All of the data should be repeated exactly; pictures are not part of the copy.

-------

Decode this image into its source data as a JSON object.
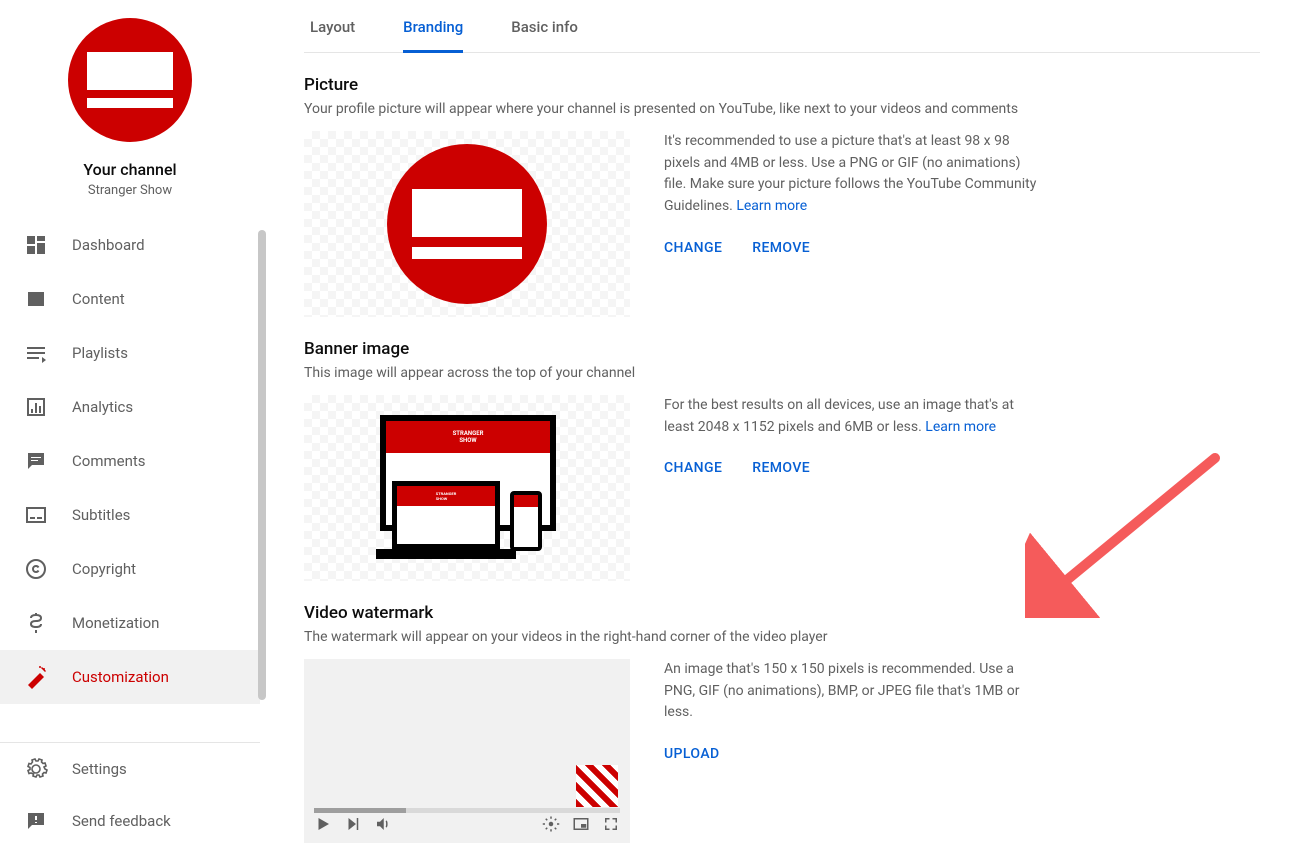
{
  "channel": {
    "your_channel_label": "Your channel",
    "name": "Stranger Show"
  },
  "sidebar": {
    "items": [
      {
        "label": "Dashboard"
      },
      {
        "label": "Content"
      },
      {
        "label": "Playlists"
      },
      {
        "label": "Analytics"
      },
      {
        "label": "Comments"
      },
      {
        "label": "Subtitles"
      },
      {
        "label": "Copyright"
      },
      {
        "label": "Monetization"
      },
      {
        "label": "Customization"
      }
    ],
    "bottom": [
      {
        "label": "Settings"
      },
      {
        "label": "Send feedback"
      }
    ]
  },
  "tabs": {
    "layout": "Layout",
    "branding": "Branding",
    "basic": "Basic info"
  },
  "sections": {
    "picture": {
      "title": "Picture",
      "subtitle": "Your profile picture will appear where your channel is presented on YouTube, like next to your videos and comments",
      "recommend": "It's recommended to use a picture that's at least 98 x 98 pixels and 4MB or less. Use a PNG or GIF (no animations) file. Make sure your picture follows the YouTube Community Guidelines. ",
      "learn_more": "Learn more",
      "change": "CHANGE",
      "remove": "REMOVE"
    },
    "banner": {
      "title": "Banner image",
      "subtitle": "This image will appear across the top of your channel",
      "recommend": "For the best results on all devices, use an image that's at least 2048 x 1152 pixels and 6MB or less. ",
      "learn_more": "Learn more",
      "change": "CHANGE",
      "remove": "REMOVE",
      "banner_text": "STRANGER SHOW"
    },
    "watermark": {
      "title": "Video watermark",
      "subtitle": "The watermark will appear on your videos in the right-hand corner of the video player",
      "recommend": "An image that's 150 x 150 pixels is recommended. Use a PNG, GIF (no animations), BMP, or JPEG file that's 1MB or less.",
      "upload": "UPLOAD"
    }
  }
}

-------

_TASK RESULT_
Decode this image into its source data as a JSON object.
{
  "channel": {
    "your_channel_label": "Your channel",
    "name": "Stranger Show"
  },
  "sidebar": {
    "items": [
      {
        "label": "Dashboard"
      },
      {
        "label": "Content"
      },
      {
        "label": "Playlists"
      },
      {
        "label": "Analytics"
      },
      {
        "label": "Comments"
      },
      {
        "label": "Subtitles"
      },
      {
        "label": "Copyright"
      },
      {
        "label": "Monetization"
      },
      {
        "label": "Customization"
      }
    ],
    "bottom": [
      {
        "label": "Settings"
      },
      {
        "label": "Send feedback"
      }
    ]
  },
  "tabs": {
    "layout": "Layout",
    "branding": "Branding",
    "basic": "Basic info"
  },
  "sections": {
    "picture": {
      "title": "Picture",
      "subtitle": "Your profile picture will appear where your channel is presented on YouTube, like next to your videos and comments",
      "recommend": "It's recommended to use a picture that's at least 98 x 98 pixels and 4MB or less. Use a PNG or GIF (no animations) file. Make sure your picture follows the YouTube Community Guidelines. ",
      "learn_more": "Learn more",
      "change": "CHANGE",
      "remove": "REMOVE"
    },
    "banner": {
      "title": "Banner image",
      "subtitle": "This image will appear across the top of your channel",
      "recommend": "For the best results on all devices, use an image that's at least 2048 x 1152 pixels and 6MB or less. ",
      "learn_more": "Learn more",
      "change": "CHANGE",
      "remove": "REMOVE",
      "banner_text": "STRANGER SHOW"
    },
    "watermark": {
      "title": "Video watermark",
      "subtitle": "The watermark will appear on your videos in the right-hand corner of the video player",
      "recommend": "An image that's 150 x 150 pixels is recommended. Use a PNG, GIF (no animations), BMP, or JPEG file that's 1MB or less.",
      "upload": "UPLOAD"
    }
  }
}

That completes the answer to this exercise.